* _SET EXERCISE_
Go through the entries one line at a time, and gather every line that has the word "hours".

* _PROVIDED RECORDS_
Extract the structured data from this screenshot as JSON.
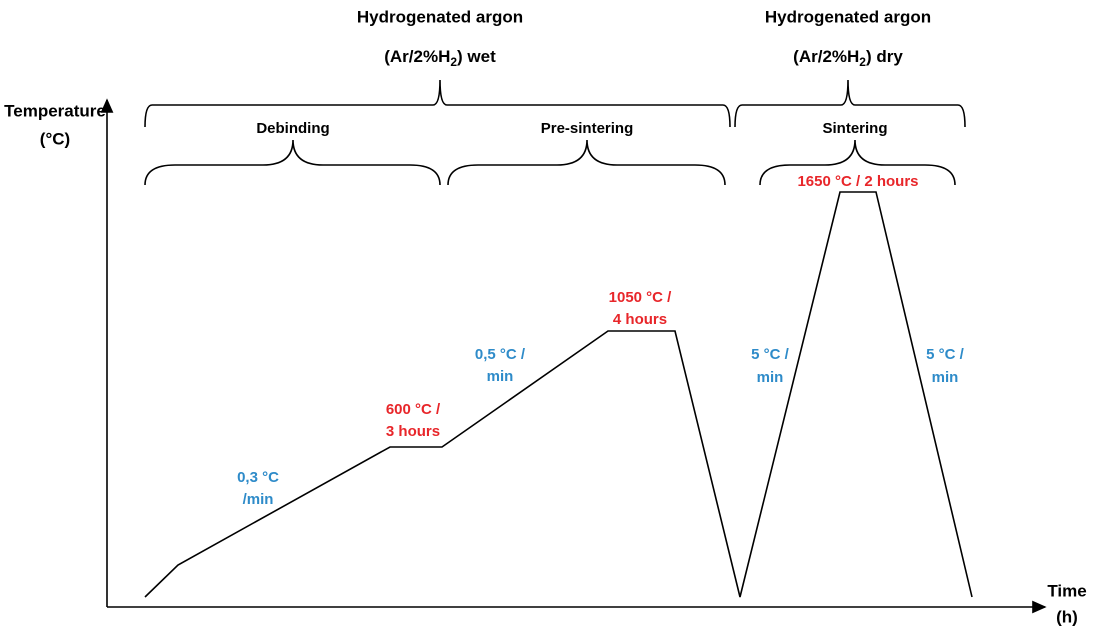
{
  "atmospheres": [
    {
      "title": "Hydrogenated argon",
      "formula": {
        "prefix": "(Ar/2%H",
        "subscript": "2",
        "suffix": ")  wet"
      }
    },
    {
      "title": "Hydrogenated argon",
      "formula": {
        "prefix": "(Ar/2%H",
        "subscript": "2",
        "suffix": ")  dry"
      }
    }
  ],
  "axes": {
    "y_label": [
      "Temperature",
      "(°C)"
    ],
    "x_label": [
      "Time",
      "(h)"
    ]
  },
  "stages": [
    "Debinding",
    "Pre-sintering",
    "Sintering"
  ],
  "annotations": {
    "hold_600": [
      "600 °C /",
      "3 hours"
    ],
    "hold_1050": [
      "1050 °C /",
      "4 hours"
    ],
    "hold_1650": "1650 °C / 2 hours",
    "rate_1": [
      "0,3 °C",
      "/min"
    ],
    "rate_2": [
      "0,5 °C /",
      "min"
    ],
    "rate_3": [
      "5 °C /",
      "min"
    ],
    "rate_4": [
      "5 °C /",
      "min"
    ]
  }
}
==
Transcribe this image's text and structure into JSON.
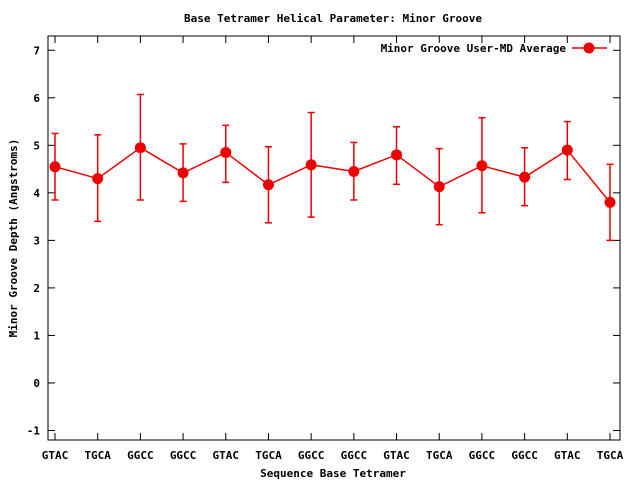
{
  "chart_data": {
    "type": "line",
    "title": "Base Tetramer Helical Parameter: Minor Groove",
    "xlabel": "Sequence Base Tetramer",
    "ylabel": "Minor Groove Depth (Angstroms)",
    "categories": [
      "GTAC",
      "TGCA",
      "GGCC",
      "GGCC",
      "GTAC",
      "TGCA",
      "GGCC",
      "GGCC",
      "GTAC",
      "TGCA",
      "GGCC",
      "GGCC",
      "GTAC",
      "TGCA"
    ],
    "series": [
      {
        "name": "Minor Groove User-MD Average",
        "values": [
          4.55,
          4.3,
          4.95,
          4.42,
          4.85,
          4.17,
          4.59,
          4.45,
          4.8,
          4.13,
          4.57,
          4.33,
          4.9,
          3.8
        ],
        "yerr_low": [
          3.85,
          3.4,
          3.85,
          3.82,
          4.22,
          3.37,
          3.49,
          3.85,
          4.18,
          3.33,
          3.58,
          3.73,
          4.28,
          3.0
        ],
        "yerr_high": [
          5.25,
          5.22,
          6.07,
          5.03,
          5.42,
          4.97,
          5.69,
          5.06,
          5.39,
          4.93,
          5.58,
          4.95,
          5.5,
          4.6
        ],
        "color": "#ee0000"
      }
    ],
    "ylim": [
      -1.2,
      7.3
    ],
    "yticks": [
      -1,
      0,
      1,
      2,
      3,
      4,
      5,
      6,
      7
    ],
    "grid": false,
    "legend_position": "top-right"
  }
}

* _THE OUTPUT_
      "3 hours"
      "4 hours"
    "hold_1650": "1650 °C / 2 hours",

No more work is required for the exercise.